§ **Excerpted text**

-=-=-

For more than a decade, TCNJ’s Mentored Undergraduate Summer Experience (MUSE) has given students an invaluable opportunity to conduct research alongside members of the faculty. Despite the challenges presented by the pandemic and limited on-campus engagement this year, the program was a success with 70 students collaborating with 40 faculty members on 46 projects. The college held a virtual showcase on September 15 to celebrate their work.
During the celebration, students shared a variety of posters, audio recordings, and YouTube videos about topics ranging from redesigning coding education to the effects after school programs have on academic and social-emotional health. Highlights of the projects and presentations are archived on the MUSE 2020 website.
Curt Elderkin, director of faculty-student scholarly and creative collaborative activity, was pleased with how faculty and students were able to overcome obstacles and have a productive summer.
“The consensus among the faculty mentors was that the summer was strong,” he says. “The students were given the tools they needed to conduct their research, had regular assignments to satisfy, and learned more about their work through investigation or reading. The students also worked in conjunction with their mentors through Zoom, though nothing beats the traditional face-to-face model.”
This summer was senior Eliana Gargiulo’s first experience with MUSE. Working alongside Thendral Prabu ’22 and Assistant Professor Josh Fishburn, the trio took advantage of the quiet time away from campus to focus on their research.

-=-=-

§ **Dataset content**
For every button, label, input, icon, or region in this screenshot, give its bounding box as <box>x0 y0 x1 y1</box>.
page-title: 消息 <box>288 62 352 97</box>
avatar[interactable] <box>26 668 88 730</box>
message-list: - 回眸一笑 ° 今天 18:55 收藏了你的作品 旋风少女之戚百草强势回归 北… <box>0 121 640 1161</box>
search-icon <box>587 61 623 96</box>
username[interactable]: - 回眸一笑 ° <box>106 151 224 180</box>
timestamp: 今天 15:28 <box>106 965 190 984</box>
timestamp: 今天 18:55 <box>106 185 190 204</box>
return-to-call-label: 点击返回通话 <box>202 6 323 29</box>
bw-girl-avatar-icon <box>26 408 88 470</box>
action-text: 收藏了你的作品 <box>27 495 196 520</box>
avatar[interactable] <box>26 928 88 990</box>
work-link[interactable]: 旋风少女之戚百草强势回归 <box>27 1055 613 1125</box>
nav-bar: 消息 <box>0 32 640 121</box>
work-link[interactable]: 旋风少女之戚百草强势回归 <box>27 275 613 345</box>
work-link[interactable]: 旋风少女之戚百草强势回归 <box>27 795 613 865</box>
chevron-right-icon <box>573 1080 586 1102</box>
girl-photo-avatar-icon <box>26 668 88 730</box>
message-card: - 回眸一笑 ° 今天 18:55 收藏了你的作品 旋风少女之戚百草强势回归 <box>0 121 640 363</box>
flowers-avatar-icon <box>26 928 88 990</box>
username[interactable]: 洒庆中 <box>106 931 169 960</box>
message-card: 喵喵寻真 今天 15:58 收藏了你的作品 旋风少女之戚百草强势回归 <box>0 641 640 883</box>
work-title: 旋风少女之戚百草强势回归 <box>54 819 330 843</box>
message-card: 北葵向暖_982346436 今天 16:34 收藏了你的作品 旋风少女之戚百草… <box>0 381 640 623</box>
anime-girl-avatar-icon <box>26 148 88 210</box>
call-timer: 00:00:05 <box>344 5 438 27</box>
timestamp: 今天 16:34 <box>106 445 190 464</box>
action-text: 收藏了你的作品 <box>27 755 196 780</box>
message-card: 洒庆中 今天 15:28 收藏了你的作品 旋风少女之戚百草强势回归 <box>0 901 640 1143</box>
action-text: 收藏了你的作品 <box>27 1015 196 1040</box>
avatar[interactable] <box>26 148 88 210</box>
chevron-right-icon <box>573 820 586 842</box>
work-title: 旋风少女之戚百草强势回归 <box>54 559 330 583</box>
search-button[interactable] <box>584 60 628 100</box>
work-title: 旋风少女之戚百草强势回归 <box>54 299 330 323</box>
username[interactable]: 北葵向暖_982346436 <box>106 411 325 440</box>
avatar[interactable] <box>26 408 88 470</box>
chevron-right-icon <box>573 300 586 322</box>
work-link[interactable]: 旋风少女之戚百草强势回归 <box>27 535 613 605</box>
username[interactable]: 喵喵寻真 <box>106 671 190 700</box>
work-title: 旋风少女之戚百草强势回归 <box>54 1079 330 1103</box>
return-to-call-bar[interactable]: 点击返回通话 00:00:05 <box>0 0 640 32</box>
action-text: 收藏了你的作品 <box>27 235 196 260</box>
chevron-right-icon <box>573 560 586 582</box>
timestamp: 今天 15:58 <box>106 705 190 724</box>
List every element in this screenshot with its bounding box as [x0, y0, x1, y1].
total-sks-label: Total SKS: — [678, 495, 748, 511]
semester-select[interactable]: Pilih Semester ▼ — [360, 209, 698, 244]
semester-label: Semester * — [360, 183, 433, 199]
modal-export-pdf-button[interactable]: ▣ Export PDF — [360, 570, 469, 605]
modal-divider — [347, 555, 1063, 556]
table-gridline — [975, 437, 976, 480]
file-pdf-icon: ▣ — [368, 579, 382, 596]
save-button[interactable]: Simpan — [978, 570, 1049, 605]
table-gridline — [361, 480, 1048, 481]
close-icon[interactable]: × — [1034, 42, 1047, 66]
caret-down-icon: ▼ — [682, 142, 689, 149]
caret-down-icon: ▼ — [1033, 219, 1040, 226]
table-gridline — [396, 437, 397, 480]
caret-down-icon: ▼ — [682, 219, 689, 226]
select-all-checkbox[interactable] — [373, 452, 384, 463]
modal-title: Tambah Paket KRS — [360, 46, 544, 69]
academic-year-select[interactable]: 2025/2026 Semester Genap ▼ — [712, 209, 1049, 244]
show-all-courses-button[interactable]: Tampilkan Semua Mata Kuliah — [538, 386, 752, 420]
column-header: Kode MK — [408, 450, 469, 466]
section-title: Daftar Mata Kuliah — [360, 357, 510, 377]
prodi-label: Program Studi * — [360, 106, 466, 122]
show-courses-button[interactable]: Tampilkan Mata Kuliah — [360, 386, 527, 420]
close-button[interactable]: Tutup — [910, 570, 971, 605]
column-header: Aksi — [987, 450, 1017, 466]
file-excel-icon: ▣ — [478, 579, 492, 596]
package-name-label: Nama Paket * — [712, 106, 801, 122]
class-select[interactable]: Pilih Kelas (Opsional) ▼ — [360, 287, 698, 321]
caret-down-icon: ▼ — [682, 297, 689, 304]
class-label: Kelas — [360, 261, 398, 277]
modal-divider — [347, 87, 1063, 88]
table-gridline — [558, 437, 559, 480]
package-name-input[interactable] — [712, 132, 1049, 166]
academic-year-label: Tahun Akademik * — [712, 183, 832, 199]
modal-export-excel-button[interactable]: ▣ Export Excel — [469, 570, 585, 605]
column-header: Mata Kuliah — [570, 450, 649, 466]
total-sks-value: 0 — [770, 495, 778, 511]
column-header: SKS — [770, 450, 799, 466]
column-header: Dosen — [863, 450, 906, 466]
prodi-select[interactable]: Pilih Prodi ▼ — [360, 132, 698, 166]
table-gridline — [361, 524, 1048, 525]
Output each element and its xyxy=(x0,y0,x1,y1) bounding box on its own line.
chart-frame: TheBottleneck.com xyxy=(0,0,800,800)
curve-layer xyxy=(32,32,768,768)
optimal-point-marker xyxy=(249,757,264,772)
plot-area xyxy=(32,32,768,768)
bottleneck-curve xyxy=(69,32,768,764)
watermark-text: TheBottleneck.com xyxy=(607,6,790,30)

-=-=-

§ **Tasks to complete**
1) Name every person mentioned in the MUSE article.
2) According to the MUSE article, on what date was the virtual showcase held?
3) Go on with the MUSE article from its last sentence.
The records have nothing to do with the MUSE article.

§ **Task-by-task results**
1) Curt Elderkin, Eliana Gargiulo, Thendral Prabu, Josh Fishburn

2) September 15

3)
“Overall, I was really happy with the experience,” says Gargiulo, an interactive multimedia major. “I never had an opportunity to do something like this before, and working with Thendral and Professor Fishburn was a pleasure. Professor Fishburn did a lot to keep the experience as fulfilling and focused as possible. Ultimately, we managed to finish writing a chapter of a creative coding textbook thanks to our research and I’m very proud of the result.”
The presentations, historically done in person, remained a point of pride for all involved in the summer program, even with the virtual format, Elderkin says.
“Even with the program being reshuffled because of the coronavirus, our students and their mentors were able to produce insightful work that is a testament to their education at TCNJ. When the students present their projects to their peers, faculty, and staff, it is a proud day,” he says.